▶ **SHORT EXERCISE**
Find all lines in the listing that include the word "JSON", then copy them.

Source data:
══════════
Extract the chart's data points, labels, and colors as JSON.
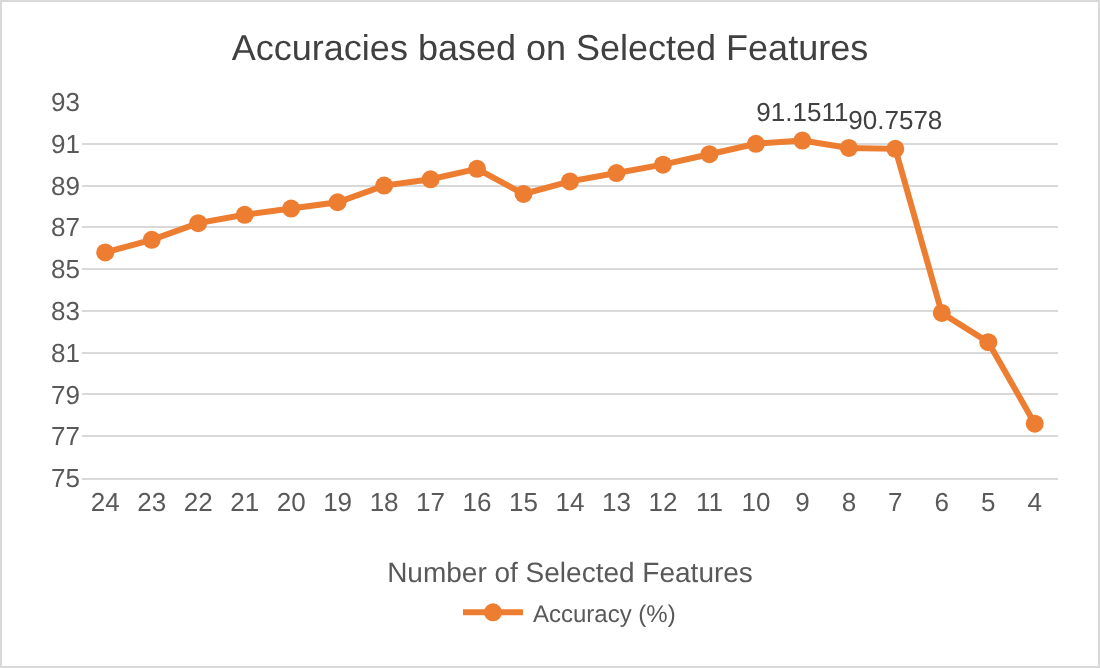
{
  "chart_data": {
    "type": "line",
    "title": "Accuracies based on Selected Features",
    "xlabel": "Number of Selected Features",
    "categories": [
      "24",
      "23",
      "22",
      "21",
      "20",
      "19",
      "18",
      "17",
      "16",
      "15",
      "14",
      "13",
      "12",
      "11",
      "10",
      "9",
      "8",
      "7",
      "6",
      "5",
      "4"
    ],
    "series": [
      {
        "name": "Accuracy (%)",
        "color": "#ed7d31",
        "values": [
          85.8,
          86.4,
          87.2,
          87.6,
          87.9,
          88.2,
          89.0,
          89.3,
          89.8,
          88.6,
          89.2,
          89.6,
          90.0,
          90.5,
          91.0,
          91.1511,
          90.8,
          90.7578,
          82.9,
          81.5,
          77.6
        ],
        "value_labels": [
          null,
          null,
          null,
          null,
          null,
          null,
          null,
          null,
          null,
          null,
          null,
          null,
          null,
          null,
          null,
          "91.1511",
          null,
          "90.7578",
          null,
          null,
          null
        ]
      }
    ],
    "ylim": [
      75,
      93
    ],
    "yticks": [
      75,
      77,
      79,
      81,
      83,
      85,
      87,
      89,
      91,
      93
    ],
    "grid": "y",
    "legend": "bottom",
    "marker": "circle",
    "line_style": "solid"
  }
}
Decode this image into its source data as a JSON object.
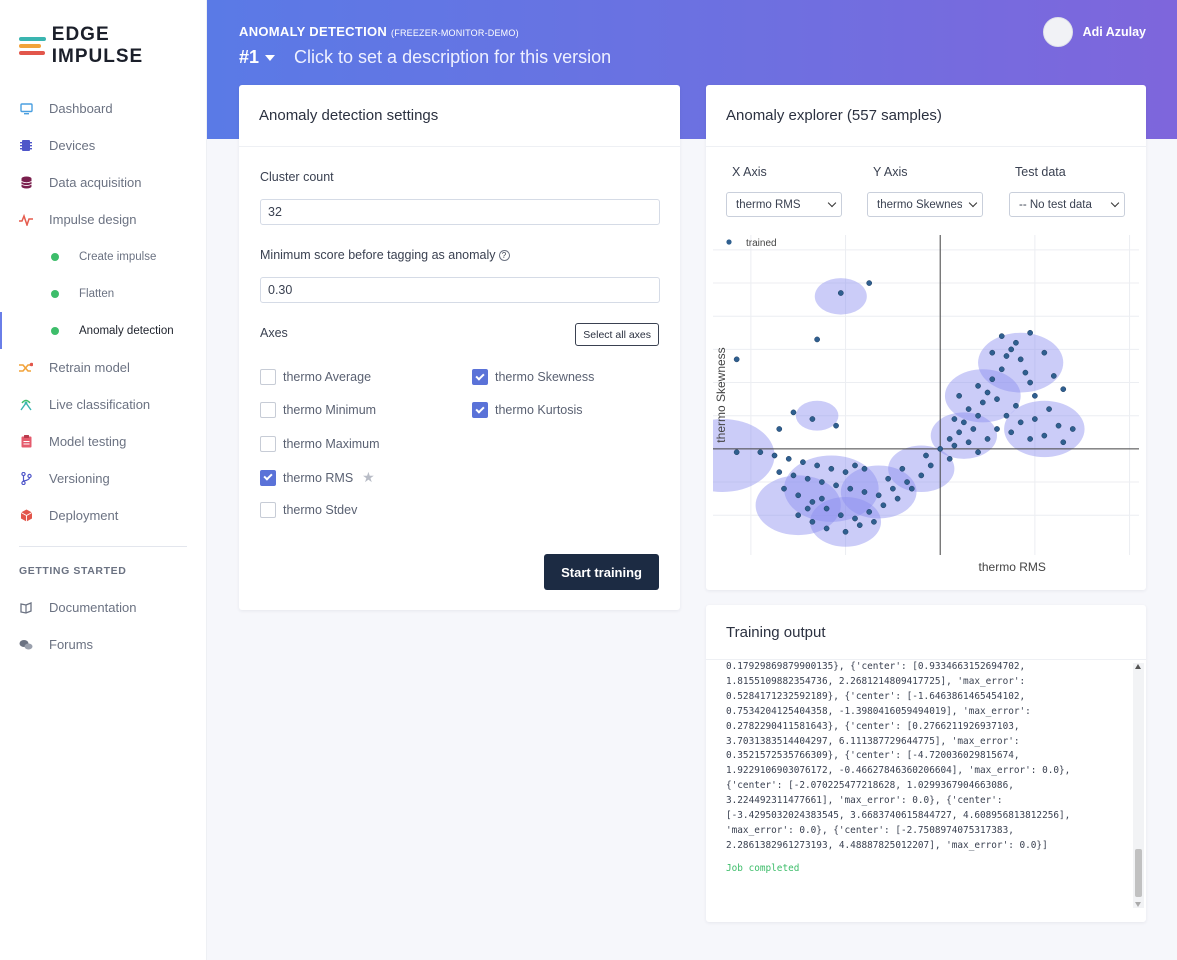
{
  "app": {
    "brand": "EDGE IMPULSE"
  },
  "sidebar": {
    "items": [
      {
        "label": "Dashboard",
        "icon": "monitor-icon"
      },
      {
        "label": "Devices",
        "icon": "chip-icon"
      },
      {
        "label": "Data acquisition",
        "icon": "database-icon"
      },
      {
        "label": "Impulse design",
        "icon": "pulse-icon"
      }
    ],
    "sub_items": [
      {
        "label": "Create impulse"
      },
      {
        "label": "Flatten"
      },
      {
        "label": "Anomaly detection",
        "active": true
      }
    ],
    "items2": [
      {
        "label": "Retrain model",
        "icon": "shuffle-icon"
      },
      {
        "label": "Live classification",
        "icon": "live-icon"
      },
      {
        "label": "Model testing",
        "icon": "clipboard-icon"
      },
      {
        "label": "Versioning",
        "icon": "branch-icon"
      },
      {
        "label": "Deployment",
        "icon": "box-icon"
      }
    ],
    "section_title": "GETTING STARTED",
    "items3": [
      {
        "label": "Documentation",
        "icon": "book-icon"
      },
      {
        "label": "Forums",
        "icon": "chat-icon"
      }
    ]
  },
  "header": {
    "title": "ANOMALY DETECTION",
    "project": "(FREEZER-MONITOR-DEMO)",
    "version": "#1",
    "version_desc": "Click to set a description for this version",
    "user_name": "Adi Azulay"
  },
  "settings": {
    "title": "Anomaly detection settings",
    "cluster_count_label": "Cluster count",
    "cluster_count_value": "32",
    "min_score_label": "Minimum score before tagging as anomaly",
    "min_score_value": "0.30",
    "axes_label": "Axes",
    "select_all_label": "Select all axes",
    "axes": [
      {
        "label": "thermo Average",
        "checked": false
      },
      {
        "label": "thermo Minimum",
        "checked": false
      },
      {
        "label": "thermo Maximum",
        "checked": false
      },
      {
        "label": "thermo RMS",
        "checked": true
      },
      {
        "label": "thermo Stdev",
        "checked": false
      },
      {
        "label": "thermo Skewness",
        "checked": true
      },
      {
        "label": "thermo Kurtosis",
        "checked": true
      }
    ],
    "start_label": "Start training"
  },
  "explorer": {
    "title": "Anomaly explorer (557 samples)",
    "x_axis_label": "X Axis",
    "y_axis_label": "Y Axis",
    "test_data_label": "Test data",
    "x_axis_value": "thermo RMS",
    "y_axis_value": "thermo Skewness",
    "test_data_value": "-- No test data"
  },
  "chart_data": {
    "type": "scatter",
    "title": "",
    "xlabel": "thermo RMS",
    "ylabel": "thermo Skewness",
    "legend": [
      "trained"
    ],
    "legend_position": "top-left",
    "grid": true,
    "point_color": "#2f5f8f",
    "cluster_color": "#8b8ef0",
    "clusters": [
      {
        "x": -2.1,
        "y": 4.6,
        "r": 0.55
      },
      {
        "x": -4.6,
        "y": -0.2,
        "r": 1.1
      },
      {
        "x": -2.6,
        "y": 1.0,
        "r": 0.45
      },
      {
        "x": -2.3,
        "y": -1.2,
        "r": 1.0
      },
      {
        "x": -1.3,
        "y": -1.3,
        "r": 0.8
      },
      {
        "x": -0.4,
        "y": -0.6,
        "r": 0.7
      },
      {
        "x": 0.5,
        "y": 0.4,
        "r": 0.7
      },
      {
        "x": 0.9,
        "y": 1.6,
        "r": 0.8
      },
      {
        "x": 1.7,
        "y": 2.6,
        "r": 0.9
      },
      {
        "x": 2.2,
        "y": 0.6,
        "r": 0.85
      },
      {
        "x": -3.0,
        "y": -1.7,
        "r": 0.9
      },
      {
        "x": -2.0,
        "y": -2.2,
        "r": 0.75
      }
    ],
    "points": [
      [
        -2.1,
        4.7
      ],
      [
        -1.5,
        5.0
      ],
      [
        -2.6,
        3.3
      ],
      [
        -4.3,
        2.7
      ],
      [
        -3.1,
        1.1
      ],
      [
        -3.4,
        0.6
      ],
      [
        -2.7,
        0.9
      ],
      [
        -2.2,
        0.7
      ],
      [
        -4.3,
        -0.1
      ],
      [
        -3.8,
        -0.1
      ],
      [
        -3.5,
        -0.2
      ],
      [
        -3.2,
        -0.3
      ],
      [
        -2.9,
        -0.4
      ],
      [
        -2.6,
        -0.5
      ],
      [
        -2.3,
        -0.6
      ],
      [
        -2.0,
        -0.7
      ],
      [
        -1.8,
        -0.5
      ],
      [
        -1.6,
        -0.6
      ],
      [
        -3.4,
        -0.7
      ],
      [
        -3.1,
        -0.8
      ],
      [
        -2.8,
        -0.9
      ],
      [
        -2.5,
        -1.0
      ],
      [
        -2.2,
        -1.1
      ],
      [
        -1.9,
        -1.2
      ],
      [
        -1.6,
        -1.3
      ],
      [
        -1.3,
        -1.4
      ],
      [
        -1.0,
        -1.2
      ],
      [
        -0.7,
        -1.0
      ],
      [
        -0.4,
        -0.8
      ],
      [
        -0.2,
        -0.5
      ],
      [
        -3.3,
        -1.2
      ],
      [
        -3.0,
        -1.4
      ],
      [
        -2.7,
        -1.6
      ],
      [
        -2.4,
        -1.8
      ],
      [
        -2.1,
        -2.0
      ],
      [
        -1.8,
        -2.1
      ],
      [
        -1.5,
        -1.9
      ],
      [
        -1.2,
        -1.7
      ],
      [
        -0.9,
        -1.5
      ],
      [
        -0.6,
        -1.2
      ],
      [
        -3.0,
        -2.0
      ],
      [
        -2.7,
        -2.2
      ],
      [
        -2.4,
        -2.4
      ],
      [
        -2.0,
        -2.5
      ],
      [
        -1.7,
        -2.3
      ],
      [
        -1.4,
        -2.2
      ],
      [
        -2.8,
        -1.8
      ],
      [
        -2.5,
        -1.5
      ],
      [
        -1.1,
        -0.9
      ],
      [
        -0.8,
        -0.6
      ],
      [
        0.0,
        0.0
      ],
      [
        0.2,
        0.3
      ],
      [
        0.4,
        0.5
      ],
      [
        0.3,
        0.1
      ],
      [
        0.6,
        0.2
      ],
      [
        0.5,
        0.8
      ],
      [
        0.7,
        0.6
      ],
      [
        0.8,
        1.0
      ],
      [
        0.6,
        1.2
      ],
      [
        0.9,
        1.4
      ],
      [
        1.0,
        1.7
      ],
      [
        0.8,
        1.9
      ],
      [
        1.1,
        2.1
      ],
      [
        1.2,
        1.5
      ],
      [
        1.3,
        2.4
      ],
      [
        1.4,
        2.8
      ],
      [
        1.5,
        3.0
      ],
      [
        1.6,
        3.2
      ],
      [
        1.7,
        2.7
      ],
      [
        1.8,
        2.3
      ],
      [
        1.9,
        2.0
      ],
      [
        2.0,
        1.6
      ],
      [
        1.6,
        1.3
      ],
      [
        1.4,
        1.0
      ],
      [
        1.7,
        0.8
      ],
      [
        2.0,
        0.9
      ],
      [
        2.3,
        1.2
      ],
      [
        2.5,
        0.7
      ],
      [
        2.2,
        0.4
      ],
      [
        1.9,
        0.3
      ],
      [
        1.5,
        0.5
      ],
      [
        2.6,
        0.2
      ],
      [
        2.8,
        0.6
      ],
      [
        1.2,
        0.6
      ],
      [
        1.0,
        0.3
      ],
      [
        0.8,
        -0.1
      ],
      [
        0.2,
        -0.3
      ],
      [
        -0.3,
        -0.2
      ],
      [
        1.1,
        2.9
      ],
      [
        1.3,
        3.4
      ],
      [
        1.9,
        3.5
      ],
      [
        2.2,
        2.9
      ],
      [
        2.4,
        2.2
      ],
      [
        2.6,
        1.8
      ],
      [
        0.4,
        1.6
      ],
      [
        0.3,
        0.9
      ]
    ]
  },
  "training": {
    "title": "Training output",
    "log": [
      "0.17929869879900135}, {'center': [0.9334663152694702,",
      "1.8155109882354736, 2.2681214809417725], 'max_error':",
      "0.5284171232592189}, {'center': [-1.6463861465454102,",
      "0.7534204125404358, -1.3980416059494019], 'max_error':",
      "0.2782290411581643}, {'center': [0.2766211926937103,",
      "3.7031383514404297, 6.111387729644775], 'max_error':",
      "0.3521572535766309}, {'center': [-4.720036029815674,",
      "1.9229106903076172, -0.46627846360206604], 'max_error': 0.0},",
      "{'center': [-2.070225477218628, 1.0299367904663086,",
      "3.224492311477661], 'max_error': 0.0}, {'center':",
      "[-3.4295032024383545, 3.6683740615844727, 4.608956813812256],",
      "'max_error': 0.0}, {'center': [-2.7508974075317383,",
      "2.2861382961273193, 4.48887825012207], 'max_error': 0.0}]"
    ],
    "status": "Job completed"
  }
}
══════════
▶ **RIGHT ANSWER**
Extract the chart's data points, labels, and colors as JSON.
Decode this image into its source data as a JSON object.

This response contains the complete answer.